◆ **Given problem**
Lines that contain the string "Listening" are to be copied; leave out all others.

◆ **Data excerpts**
▼▼▼

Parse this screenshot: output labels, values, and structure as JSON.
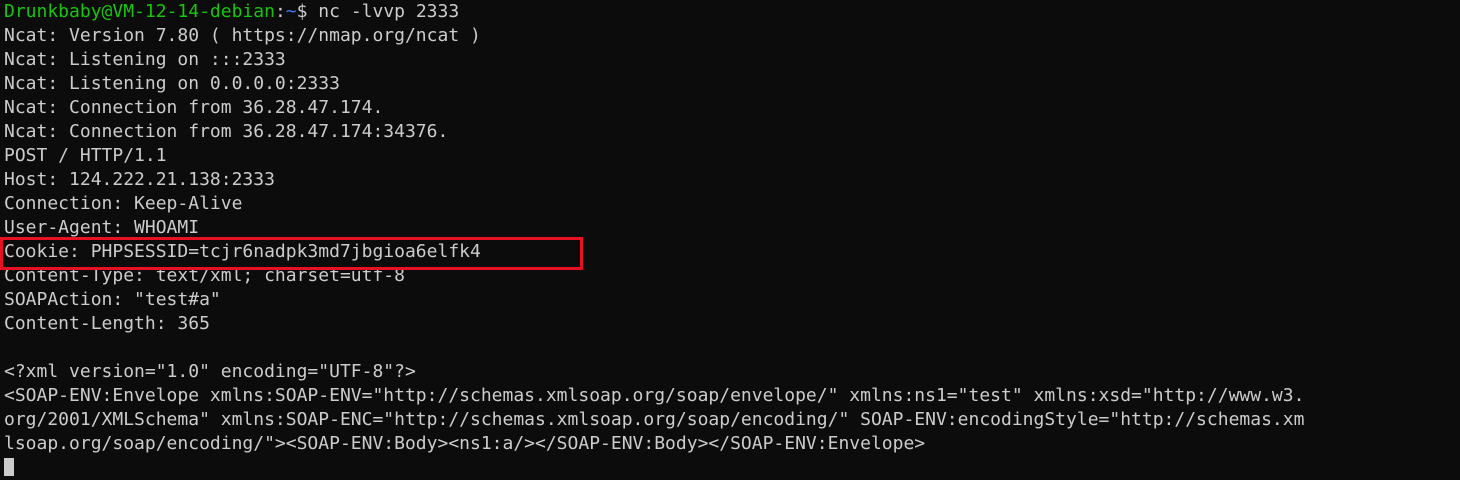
{
  "terminal": {
    "prompt": {
      "user_host": "Drunkbaby@VM-12-14-debian",
      "separator": ":",
      "path": "~",
      "symbol": "$",
      "command": " nc -lvvp 2333"
    },
    "lines": [
      "Ncat: Version 7.80 ( https://nmap.org/ncat )",
      "Ncat: Listening on :::2333",
      "Ncat: Listening on 0.0.0.0:2333",
      "Ncat: Connection from 36.28.47.174.",
      "Ncat: Connection from 36.28.47.174:34376.",
      "POST / HTTP/1.1",
      "Host: 124.222.21.138:2333",
      "Connection: Keep-Alive",
      "User-Agent: WHOAMI",
      "Cookie: PHPSESSID=tcjr6nadpk3md7jbgioa6elfk4",
      "Content-Type: text/xml; charset=utf-8",
      "SOAPAction: \"test#a\"",
      "Content-Length: 365",
      "",
      "<?xml version=\"1.0\" encoding=\"UTF-8\"?>",
      "<SOAP-ENV:Envelope xmlns:SOAP-ENV=\"http://schemas.xmlsoap.org/soap/envelope/\" xmlns:ns1=\"test\" xmlns:xsd=\"http://www.w3.",
      "org/2001/XMLSchema\" xmlns:SOAP-ENC=\"http://schemas.xmlsoap.org/soap/encoding/\" SOAP-ENV:encodingStyle=\"http://schemas.xm",
      "lsoap.org/soap/encoding/\"><SOAP-ENV:Body><ns1:a/></SOAP-ENV:Body></SOAP-ENV:Envelope>"
    ]
  },
  "colors": {
    "background": "#0c0c0c",
    "foreground": "#cccccc",
    "prompt_user": "#16c60c",
    "prompt_path": "#3b78ff",
    "highlight_border": "#e81123"
  }
}
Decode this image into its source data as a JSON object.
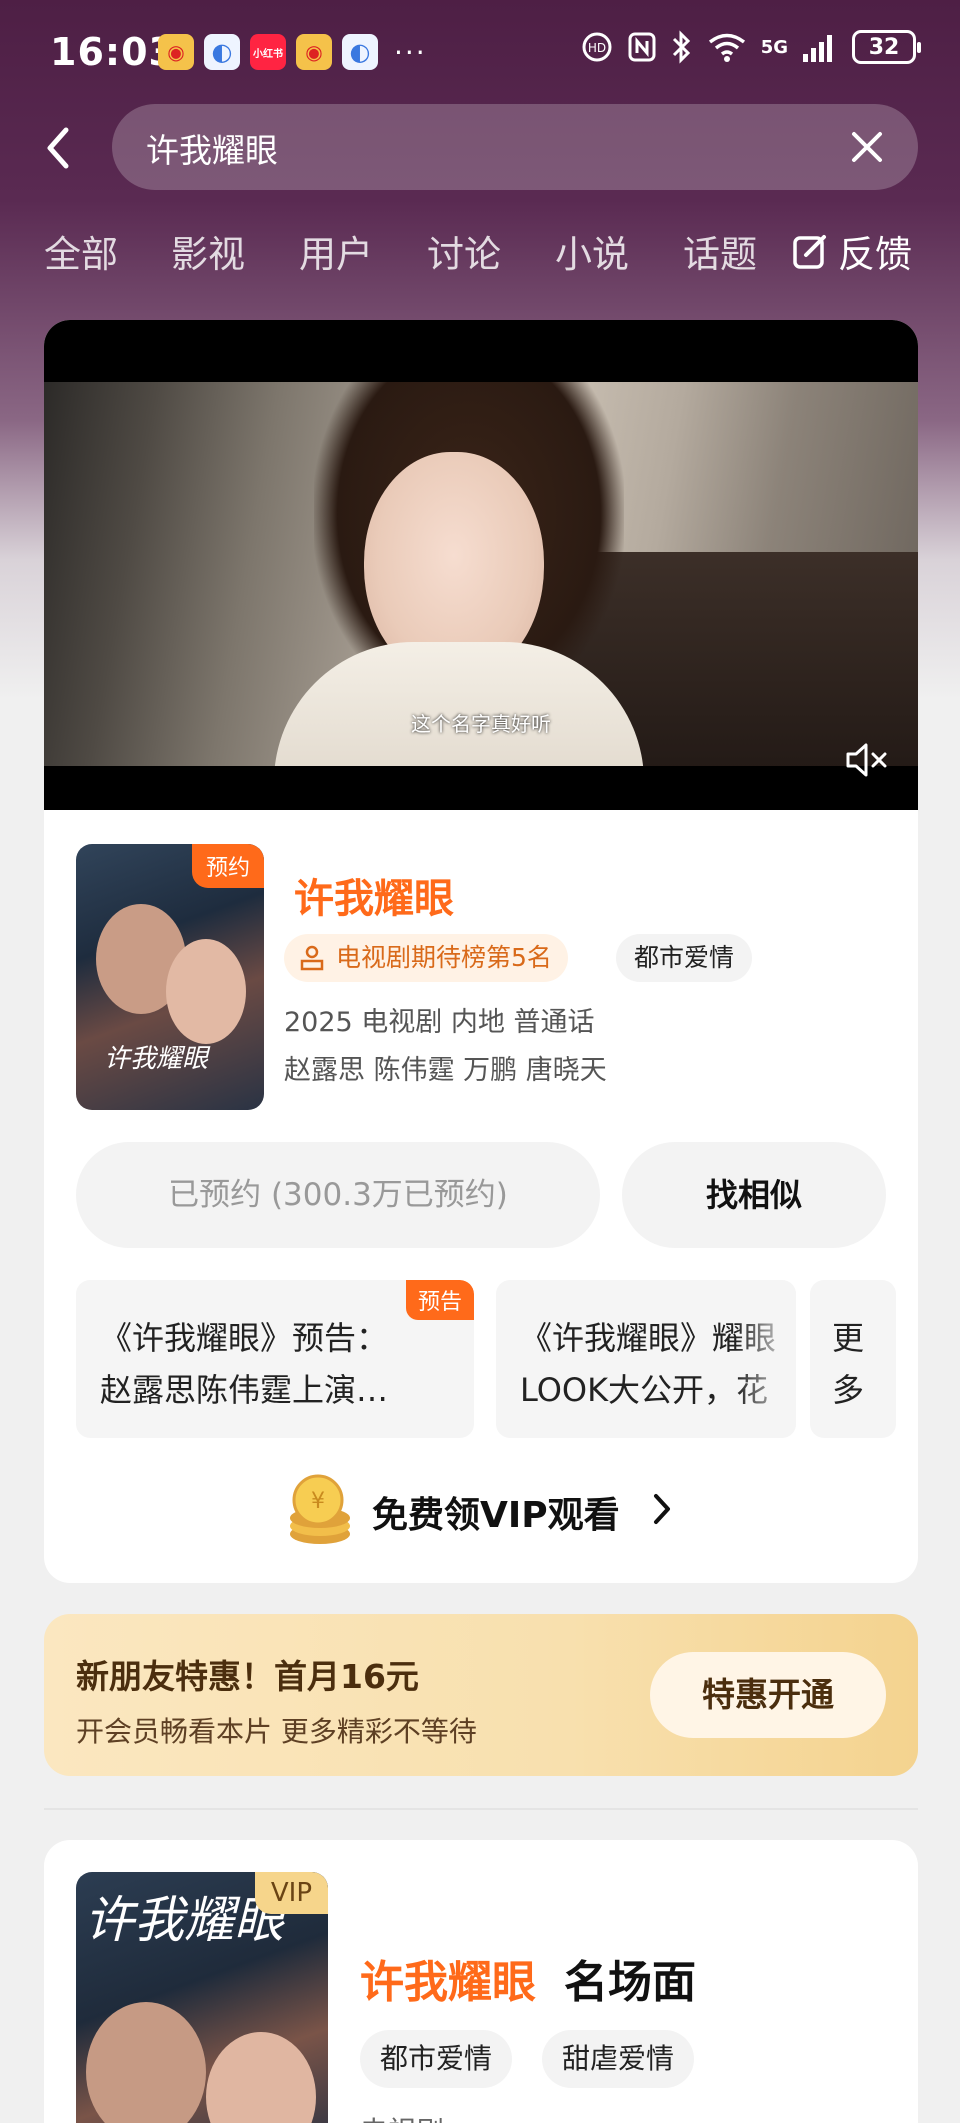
{
  "status_bar": {
    "time": "16:03",
    "app_icons": [
      {
        "name": "weibo-icon",
        "glyph": "◉"
      },
      {
        "name": "browser-icon",
        "glyph": "◐"
      },
      {
        "name": "xiaohongshu-icon",
        "glyph": "小红书"
      },
      {
        "name": "weibo-icon",
        "glyph": "◉"
      },
      {
        "name": "browser-icon",
        "glyph": "◐"
      }
    ],
    "more": "···",
    "network": "5G",
    "battery": "32"
  },
  "search": {
    "query": "许我耀眼"
  },
  "tabs": [
    "全部",
    "影视",
    "用户",
    "讨论",
    "小说",
    "话题"
  ],
  "feedback_label": "反馈",
  "video": {
    "subtitle": "这个名字真好听"
  },
  "show": {
    "reserve_badge": "预约",
    "poster_title": "许我耀眼",
    "title": "许我耀眼",
    "rank_tag": "电视剧期待榜第5名",
    "genre_tag": "都市爱情",
    "meta": "2025 电视剧 内地 普通话",
    "cast": "赵露思 陈伟霆 万鹏 唐晓天"
  },
  "buttons": {
    "reserved": "已预约 (300.3万已预约)",
    "similar": "找相似"
  },
  "clips": [
    {
      "badge": "预告",
      "line1": "《许我耀眼》预告：",
      "line2": "赵露思陈伟霆上演…"
    },
    {
      "badge": "",
      "line1": "《许我耀眼》耀眼",
      "line2": "LOOK大公开，花"
    }
  ],
  "clips_more": "更多",
  "vip_link": "免费领VIP观看",
  "promo": {
    "title": "新朋友特惠！首月16元",
    "subtitle": "开会员畅看本片 更多精彩不等待",
    "button": "特惠开通"
  },
  "card2": {
    "badge": "VIP",
    "poster_title": "许我耀眼",
    "title": "许我耀眼",
    "scene": "名场面",
    "tags": [
      "都市爱情",
      "甜虐爱情"
    ],
    "type": "电视剧"
  },
  "colors": {
    "accent": "#ff6a1a",
    "header_bg": "#4e1f45",
    "promo_bg": "#f8e0ae"
  }
}
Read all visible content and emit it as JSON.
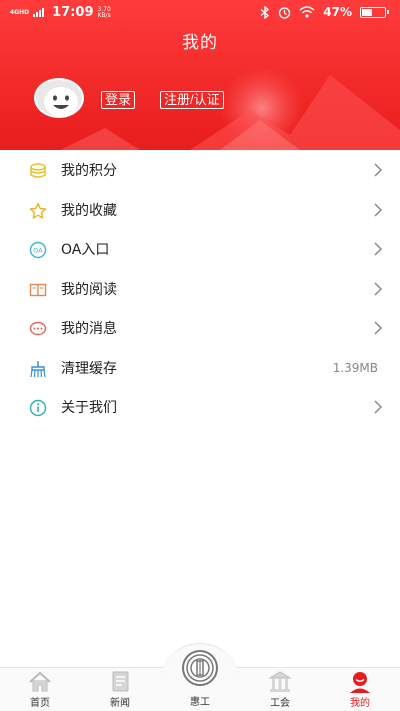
{
  "status_bar": {
    "network": "4GHD",
    "time": "17:09",
    "speed": "3.70",
    "speed_unit": "KB/s",
    "battery_percent": "47%",
    "battery_level": 0.47
  },
  "header": {
    "title": "我的",
    "login_label": "登录",
    "register_label": "注册/认证"
  },
  "menu": {
    "items": [
      {
        "label": "我的积分",
        "icon": "coins-icon"
      },
      {
        "label": "我的收藏",
        "icon": "star-icon"
      },
      {
        "label": "OA入口",
        "icon": "oa-icon"
      },
      {
        "label": "我的阅读",
        "icon": "book-icon"
      },
      {
        "label": "我的消息",
        "icon": "message-icon"
      },
      {
        "label": "清理缓存",
        "icon": "broom-icon",
        "value": "1.39MB"
      },
      {
        "label": "关于我们",
        "icon": "info-icon"
      }
    ]
  },
  "tabbar": {
    "tabs": [
      {
        "label": "首页",
        "icon": "home-icon"
      },
      {
        "label": "新闻",
        "icon": "news-icon"
      },
      {
        "label": "惠工",
        "icon": "union-logo-icon"
      },
      {
        "label": "工会",
        "icon": "building-icon"
      },
      {
        "label": "我的",
        "icon": "user-icon",
        "active": true
      }
    ]
  },
  "colors": {
    "brand_red": "#e81d1d",
    "active_tab": "#e51d1d"
  }
}
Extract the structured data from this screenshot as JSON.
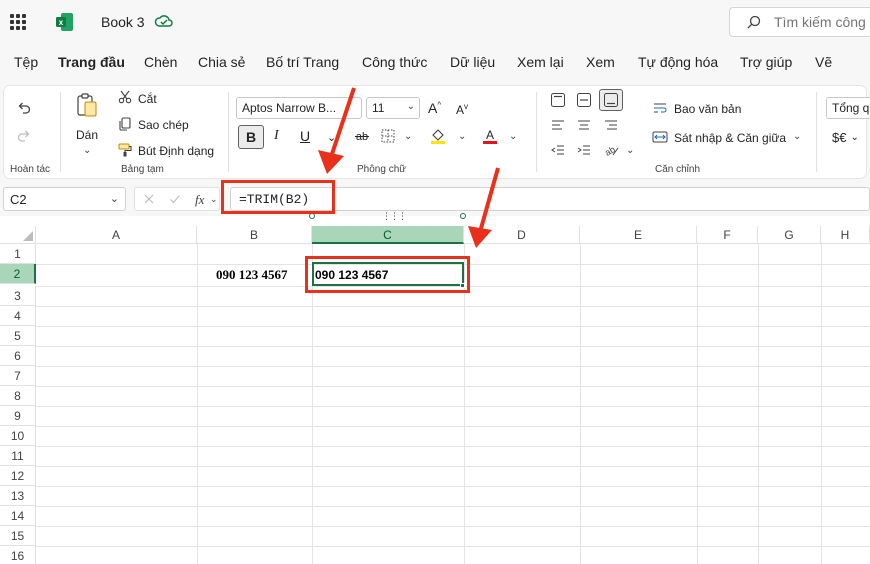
{
  "titlebar": {
    "doc_title": "Book 3",
    "search_placeholder": "Tìm kiếm công cụ"
  },
  "tabs": [
    {
      "label": "Tệp"
    },
    {
      "label": "Trang đầu"
    },
    {
      "label": "Chèn"
    },
    {
      "label": "Chia sẻ"
    },
    {
      "label": "Bố trí Trang"
    },
    {
      "label": "Công thức"
    },
    {
      "label": "Dữ liệu"
    },
    {
      "label": "Xem lại"
    },
    {
      "label": "Xem"
    },
    {
      "label": "Tự động hóa"
    },
    {
      "label": "Trợ giúp"
    },
    {
      "label": "Vẽ"
    }
  ],
  "ribbon": {
    "undo_group": "Hoàn tác",
    "clipboard": {
      "paste": "Dán",
      "cut": "Cắt",
      "copy": "Sao chép",
      "format_painter": "Bút Định dạng",
      "group": "Bảng tạm"
    },
    "font": {
      "name": "Aptos Narrow B...",
      "size": "11",
      "bold": "B",
      "italic": "I",
      "underline": "U",
      "group": "Phông chữ"
    },
    "alignment": {
      "wrap": "Bao văn bản",
      "merge": "Sát nhập & Căn giữa",
      "group": "Căn chỉnh"
    },
    "number": {
      "format": "Tổng q",
      "currency": "$€"
    }
  },
  "formula_bar": {
    "name_box": "C2",
    "formula": "=TRIM(B2)",
    "fx": "fx"
  },
  "grid": {
    "columns": [
      "A",
      "B",
      "C",
      "D",
      "E",
      "F",
      "G",
      "H"
    ],
    "rows": [
      "1",
      "2",
      "3",
      "4",
      "5",
      "6",
      "7",
      "8",
      "9",
      "10",
      "11",
      "12",
      "13",
      "14",
      "15",
      "16"
    ],
    "b2": "090 123 4567",
    "c2": "090 123 4567"
  },
  "colors": {
    "accent": "#1e7145",
    "selection": "#a9d6b8",
    "annotation": "#e8301a"
  }
}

▲▲▲

◆ **Task result**
      "Ncat: Listening on :::2333",
      "Ncat: Listening on 0.0.0.0:2333",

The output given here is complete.